▶ [Aim of the task]: Locate every line that holds the string "this" and copy it.

>> Start Records to use

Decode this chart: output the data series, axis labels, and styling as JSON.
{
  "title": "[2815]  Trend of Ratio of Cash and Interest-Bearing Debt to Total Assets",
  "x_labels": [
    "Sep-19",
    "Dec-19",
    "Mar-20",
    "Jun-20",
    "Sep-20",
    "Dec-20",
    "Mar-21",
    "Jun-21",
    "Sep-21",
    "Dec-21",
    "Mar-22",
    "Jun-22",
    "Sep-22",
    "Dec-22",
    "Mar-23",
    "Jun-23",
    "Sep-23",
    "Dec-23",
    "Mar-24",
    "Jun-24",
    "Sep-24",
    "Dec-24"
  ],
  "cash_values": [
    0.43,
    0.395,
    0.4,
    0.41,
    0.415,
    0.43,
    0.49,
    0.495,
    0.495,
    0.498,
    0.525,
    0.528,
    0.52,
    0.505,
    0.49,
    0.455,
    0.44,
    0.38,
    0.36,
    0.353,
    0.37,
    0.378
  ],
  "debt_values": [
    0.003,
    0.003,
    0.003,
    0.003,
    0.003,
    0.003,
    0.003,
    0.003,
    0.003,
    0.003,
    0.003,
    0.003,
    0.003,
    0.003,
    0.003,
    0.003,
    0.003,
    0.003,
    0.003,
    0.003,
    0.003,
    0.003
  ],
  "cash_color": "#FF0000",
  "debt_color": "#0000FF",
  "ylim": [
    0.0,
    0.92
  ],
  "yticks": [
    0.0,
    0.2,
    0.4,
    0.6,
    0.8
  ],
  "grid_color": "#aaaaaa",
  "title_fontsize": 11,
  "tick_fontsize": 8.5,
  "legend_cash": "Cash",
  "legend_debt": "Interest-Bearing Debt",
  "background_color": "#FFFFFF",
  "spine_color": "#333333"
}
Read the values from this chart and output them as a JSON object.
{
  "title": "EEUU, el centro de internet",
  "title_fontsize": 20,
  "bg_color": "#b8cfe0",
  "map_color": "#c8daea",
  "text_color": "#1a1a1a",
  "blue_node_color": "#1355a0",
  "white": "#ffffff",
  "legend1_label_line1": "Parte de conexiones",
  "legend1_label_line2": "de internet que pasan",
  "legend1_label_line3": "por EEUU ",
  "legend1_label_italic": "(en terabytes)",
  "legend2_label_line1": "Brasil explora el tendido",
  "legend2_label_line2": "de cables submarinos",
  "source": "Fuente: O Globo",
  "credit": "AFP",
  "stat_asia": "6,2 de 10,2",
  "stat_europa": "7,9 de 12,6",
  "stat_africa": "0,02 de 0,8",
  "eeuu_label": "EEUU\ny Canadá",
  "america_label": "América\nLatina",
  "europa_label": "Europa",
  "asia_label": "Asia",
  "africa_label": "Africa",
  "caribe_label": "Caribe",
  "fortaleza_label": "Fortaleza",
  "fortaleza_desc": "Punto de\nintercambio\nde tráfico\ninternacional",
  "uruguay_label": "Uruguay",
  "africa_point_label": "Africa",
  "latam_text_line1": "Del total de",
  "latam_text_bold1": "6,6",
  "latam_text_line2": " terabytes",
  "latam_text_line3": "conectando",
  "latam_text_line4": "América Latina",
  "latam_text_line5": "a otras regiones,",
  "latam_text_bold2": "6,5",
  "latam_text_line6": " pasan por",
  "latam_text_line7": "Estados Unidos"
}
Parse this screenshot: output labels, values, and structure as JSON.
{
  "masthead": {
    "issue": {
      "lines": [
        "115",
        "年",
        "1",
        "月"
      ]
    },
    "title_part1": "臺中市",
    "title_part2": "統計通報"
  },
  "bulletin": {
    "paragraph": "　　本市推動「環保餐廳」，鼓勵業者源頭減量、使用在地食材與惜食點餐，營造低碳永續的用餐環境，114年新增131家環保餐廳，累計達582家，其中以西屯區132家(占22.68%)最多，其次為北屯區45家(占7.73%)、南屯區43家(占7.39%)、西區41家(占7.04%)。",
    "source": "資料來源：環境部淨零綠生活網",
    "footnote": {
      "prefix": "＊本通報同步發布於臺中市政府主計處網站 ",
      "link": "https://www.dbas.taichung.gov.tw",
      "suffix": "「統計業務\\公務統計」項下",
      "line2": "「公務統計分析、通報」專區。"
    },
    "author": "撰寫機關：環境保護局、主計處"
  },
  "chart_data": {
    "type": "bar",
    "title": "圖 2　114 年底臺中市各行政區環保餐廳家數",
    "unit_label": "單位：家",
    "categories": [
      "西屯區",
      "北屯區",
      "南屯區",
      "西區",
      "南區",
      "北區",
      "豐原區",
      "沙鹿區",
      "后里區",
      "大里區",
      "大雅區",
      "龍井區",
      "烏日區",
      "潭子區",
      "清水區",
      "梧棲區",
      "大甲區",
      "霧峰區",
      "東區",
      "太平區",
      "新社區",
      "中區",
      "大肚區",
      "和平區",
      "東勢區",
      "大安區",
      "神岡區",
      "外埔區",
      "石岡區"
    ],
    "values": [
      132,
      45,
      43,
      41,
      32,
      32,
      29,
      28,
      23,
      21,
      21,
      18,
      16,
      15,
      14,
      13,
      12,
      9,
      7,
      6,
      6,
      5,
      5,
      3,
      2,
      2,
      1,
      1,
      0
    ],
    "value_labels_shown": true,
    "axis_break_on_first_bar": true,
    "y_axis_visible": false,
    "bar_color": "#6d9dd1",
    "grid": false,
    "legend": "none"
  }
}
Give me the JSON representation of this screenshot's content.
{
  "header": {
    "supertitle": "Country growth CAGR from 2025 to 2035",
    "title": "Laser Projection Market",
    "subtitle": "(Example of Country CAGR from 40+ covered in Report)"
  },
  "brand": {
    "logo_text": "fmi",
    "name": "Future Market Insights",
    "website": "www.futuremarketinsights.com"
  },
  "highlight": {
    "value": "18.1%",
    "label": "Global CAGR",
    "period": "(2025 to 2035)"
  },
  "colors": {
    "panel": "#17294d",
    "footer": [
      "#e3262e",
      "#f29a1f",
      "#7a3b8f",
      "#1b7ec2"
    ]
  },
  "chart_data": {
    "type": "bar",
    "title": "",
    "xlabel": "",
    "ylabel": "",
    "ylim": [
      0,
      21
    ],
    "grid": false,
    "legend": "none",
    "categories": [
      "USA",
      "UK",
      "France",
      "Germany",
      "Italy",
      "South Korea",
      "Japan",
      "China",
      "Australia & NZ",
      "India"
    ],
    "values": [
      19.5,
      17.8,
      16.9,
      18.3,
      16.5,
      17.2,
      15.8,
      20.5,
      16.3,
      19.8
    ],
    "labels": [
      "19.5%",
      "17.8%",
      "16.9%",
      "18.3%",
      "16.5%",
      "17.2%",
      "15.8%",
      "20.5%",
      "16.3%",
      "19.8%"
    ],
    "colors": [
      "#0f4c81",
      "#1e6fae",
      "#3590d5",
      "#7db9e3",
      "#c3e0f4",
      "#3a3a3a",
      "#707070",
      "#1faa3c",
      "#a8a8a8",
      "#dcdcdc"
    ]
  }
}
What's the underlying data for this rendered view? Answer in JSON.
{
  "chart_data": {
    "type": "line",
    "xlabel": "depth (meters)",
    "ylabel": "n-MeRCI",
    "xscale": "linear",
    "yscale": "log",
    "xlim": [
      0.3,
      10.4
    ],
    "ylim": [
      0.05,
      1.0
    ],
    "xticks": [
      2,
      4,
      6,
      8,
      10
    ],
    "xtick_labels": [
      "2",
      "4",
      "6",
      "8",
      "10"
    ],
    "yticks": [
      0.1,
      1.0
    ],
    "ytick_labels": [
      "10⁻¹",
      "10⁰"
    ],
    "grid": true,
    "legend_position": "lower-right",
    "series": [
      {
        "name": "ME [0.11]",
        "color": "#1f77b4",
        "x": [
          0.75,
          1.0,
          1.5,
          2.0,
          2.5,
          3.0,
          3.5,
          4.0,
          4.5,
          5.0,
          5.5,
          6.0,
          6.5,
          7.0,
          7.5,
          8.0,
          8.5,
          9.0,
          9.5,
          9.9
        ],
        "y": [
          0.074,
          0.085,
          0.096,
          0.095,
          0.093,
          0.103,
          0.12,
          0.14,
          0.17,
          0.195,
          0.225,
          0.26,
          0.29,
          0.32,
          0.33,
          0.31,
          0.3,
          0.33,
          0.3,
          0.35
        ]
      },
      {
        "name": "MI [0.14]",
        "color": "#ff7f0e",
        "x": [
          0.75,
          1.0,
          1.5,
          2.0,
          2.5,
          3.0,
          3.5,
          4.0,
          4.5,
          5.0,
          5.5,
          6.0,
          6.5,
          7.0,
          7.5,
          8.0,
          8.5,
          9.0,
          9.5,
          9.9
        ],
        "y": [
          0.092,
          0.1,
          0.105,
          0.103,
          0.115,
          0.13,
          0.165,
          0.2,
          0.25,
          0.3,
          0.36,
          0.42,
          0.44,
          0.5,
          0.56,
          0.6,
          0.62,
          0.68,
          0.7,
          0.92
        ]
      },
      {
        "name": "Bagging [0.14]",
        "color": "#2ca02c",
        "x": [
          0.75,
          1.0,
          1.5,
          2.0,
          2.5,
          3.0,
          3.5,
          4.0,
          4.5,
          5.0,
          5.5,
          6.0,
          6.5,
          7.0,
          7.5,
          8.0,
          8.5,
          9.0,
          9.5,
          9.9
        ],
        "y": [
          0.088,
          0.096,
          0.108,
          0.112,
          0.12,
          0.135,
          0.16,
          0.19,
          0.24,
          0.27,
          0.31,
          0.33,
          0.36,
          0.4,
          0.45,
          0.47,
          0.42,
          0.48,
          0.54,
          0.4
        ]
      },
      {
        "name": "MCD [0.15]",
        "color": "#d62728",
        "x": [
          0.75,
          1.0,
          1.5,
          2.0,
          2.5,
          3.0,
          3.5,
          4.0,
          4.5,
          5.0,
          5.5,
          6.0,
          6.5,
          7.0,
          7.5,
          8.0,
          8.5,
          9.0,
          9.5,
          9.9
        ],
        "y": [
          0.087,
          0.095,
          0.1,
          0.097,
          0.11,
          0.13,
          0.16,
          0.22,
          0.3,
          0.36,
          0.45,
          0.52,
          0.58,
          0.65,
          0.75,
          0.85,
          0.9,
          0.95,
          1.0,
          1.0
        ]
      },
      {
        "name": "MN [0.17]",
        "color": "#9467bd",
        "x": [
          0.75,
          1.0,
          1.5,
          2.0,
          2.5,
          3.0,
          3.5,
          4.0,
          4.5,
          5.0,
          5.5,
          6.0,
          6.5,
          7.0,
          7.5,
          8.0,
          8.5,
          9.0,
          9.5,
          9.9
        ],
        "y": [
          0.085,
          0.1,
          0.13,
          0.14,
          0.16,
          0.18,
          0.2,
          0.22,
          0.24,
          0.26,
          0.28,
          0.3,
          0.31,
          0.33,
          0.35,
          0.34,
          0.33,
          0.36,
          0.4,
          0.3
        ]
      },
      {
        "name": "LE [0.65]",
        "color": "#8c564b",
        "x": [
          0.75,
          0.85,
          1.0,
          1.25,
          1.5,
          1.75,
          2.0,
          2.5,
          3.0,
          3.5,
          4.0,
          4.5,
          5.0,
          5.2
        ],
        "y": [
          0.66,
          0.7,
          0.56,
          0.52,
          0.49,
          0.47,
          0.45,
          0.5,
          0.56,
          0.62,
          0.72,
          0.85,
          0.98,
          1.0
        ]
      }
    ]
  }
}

>> End Records to use

▶ [Reply to the exercise]:
Decode this chart: output the data series, axis labels, and styling as JSON.
Read the values from this chart and output them as a JSON object.
Parse this screenshot: output labels, values, and structure as JSON.
Give me the JSON representation of this screenshot's content.
What's the underlying data for this rendered view? Answer in JSON.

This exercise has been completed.